List each line holding the string "plans".

* Start RECORDS SHOWN *

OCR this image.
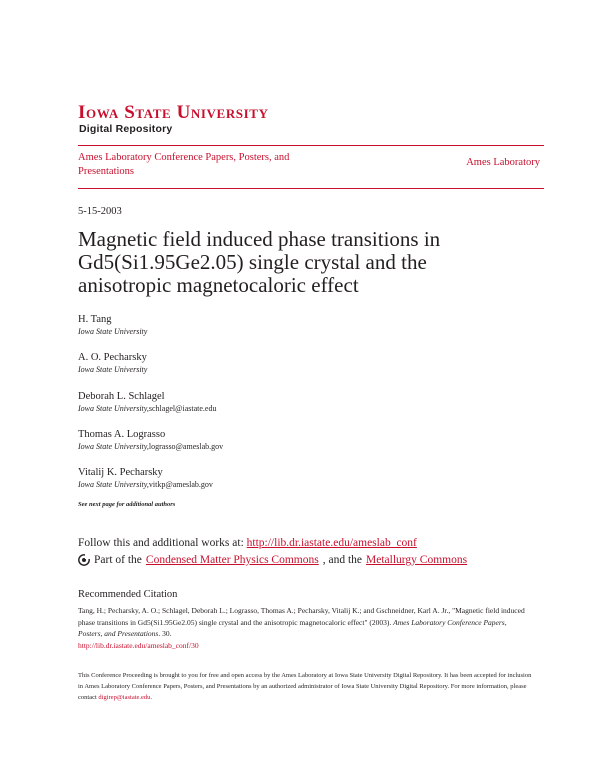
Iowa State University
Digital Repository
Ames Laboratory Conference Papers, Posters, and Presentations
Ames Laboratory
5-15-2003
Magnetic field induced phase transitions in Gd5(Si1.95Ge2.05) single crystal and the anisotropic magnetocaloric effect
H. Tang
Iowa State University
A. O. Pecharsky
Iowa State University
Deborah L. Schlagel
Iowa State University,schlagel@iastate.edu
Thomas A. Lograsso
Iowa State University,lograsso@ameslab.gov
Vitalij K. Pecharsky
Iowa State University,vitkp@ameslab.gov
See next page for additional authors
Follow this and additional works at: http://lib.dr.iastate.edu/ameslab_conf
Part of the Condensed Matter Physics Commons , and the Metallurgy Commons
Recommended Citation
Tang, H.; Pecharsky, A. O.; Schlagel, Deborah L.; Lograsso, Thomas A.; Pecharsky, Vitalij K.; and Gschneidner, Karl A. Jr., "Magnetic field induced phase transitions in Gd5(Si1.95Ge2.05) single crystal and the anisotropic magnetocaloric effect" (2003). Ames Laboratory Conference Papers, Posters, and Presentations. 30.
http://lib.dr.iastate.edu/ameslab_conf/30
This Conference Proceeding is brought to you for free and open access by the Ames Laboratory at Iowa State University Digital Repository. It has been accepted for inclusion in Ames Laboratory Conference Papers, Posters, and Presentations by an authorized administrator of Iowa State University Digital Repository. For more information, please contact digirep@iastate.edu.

* End RECORDS SHOWN *
* Start RECORDS SHOWN *

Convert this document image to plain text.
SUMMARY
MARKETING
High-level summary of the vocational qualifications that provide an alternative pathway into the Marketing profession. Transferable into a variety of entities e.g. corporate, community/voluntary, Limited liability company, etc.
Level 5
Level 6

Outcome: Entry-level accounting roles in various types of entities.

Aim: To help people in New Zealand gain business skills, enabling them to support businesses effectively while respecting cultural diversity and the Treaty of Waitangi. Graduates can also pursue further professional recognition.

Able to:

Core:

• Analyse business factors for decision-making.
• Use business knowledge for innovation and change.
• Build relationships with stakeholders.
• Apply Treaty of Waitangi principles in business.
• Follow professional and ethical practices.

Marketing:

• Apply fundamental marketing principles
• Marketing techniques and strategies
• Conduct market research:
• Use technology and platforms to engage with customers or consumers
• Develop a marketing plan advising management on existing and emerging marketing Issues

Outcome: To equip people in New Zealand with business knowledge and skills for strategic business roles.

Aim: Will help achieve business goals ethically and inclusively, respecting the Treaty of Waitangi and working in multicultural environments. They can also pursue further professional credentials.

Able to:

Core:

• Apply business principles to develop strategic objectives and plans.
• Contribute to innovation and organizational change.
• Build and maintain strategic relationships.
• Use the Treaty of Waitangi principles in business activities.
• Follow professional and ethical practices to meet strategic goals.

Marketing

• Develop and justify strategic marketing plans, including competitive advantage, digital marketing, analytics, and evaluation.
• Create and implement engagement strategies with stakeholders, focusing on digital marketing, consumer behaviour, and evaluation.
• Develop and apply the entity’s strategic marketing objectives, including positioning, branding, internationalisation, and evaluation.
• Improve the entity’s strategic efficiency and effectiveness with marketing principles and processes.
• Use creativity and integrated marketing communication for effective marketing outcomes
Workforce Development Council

* End RECORDS SHOWN *
* Start RECORDS SHOWN *

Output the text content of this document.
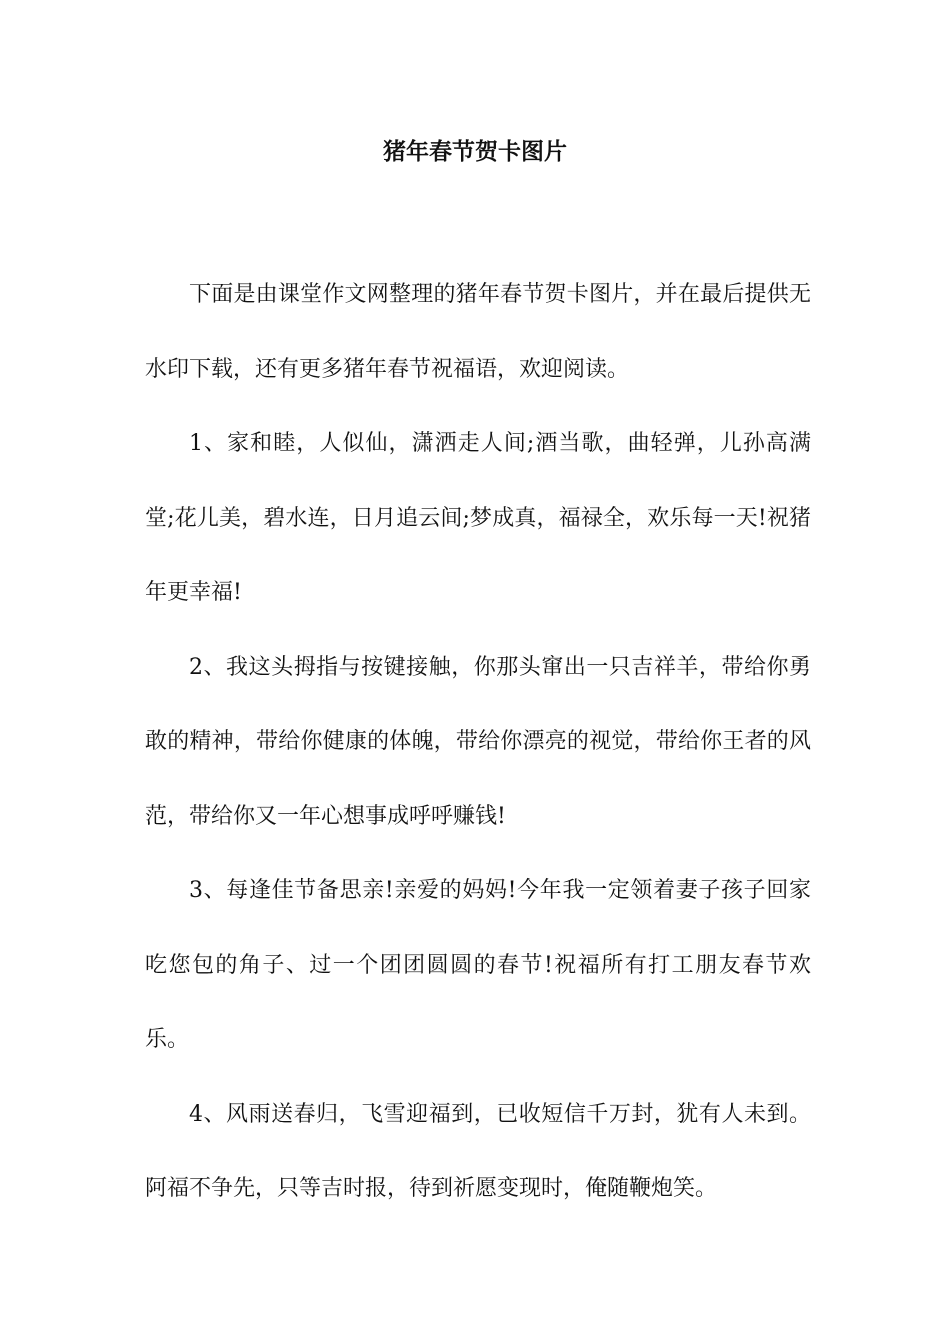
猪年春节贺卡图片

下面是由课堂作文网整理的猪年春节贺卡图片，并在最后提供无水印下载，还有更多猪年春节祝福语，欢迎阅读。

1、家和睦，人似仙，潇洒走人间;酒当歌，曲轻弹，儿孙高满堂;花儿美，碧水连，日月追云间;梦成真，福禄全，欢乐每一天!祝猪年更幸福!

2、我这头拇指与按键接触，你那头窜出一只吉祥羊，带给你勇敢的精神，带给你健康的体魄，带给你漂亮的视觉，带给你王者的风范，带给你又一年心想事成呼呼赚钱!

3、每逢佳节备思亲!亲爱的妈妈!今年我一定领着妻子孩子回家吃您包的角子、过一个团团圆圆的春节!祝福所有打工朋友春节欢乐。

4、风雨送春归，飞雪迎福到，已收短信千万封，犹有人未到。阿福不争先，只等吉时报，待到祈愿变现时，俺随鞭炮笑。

* End RECORDS SHOWN *

**EXERCISE RESPONSE**
• Apply business principles to develop strategic objectives and plans.
• Develop and justify strategic marketing plans, including competitive advantage, digital marketing, analytics, and evaluation.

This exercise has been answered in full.